He is, one might say, a Jeff of All Trades. He's also a politically conservative Christian who's not ashamed to thank Chuck Swindoll and Dennis Prager in his liner notes.
But there's one area in which Bowders, his pedagogical inclinations notwithstanding, may be less than rock solid: spelling. According to Merrian-Webster, he has bollixed the last word in the title of his recently released all-instrumental solo album, The Pilgrimage of Thingamuhjig.
"Actually, I did wrestle with how to spell it," Bowders told me. "But it just seemed to be the best way to spell it without mispronouncing it."
The album, which besides front-and-center drumming features the guitar playing of Paul Gilbert, Michael Elsner, and, on one song, Poison's Richie Kotzen, is as heavy and woofer-rattling a recording as any that has come down the 21st-century pike. But, because it has no lyrics, Bowders spells out its tale of spiritual progress in the libretto-like track annotations. They begin "As Thingamuhjig begins to logically contemplate the existential questions which relentlessly haunt him, he realizes the answers he seeks cannot be fulfilled" and end "Now, with relentless resolve, Thingamuhjig embarks on his most transforming quest yet . . . sanctification."
"I wasn't even thinking of doing a concept album," he says. "I was just making up a story about some journey that didn't really have any sort of spiritual slant to it. But the more I started writing it, I was like, 'Why would I want to fool around with anything that's just fiction for the sake of being fiction?' If I was going to write a fictitious story, I'd want it to have a more applicable purpose."

########

_Written tasks_
**a)** List the guitarists named in the passage about Bowders's album.
**b)** Carry on the passage about Bowders's album from its last sentence.
The records that follow come from a separate source and are unrelated to the text above.

########

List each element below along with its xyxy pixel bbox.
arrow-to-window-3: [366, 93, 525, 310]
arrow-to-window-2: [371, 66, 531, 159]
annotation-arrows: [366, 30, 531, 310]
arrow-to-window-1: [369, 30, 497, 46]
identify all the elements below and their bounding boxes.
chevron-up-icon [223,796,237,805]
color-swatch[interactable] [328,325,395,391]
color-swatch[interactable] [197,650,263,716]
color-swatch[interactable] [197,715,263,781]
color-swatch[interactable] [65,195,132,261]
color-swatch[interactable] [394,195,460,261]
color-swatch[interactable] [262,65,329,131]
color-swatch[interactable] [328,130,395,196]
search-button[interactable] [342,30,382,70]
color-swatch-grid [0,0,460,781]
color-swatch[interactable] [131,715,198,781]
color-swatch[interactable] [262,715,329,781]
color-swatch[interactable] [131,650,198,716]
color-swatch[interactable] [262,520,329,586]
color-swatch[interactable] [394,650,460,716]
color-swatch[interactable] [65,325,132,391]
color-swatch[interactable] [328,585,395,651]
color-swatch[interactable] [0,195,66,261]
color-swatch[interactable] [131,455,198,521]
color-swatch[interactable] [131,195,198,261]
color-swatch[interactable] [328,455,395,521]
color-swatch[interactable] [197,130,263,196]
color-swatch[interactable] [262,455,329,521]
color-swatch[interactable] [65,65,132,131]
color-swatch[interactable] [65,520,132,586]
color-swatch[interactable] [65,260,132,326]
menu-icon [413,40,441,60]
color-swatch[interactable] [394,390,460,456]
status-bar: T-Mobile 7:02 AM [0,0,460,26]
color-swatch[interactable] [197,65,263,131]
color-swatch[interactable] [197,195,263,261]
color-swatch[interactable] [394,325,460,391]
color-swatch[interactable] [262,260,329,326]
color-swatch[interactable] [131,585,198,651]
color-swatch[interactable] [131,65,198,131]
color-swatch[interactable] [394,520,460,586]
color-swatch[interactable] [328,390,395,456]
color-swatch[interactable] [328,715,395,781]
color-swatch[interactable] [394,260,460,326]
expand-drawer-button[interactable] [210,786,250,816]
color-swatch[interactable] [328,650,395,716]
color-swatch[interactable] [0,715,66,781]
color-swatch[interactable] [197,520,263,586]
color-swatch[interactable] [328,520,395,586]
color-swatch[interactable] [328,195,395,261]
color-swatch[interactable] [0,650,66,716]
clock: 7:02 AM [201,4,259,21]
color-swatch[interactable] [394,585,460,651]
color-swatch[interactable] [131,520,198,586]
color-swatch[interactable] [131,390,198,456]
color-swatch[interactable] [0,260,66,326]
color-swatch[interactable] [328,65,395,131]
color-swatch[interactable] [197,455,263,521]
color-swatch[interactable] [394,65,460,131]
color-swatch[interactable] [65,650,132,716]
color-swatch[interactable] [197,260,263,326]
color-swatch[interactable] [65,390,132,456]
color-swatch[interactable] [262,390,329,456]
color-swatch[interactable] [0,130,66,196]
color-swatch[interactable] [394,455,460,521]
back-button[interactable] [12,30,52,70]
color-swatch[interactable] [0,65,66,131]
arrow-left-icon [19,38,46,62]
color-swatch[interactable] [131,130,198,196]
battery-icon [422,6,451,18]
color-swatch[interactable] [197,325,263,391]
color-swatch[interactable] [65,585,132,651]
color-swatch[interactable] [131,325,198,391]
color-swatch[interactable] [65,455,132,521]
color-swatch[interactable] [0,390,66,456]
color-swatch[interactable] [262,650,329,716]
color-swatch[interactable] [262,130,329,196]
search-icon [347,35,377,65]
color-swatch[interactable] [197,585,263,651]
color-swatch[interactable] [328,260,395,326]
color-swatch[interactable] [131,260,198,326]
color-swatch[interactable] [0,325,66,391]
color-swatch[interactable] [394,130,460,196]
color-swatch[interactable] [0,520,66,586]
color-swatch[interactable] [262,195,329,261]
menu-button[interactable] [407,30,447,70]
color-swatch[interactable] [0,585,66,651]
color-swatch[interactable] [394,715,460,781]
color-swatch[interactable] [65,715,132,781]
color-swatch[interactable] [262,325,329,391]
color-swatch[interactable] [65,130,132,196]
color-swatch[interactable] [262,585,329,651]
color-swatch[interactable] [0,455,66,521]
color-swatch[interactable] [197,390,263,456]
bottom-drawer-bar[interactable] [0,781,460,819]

########

_Answers in order_
**a)** Paul Gilbert, Michael Elsner, Richie Kotzen

**b)**
And as someone who has always preferred "backdoor evangelism" and "instrumental music," he didn't want to make the album explicitly one dimensional by writing lyrics and hiring a singer to sing them. "You have a little bit more freedom when you don't have to worry about the vocals. Not that there isn't creative music with vocals, but it does bring in another factor that may put up more barriers than I would like to hurdle."
"Besides," he adds, laughing, "I'm just too selfish to have that on my drumming album."
Ageless grace
One singer whom no musician would be too selfish to have on his album is the New Orleans living legend Aaron Neville, whose latest all-gospel album, I Know I've Been Changed (Tell It/EMI), has been quietly gaining media traction since its release last November.
Produced by Joe Henry, the album finds the most famous Neville Brother defying his age at the time of the recording (69, he turned 70 in January) by singing a set of gospel oldies in the same uniquely fluttery tenor that propelled him to temporary solo stardom in the late '60s and permanent solo stardom 20 years later.
The stripped-down accompaniment keeps the focus not only on Neville's voice but also on the words, none of which cut to the chase any more quickly than these from the Satan-defying "Don't Let Him Ride": "If you let him drive your car, then you've surely gone too far."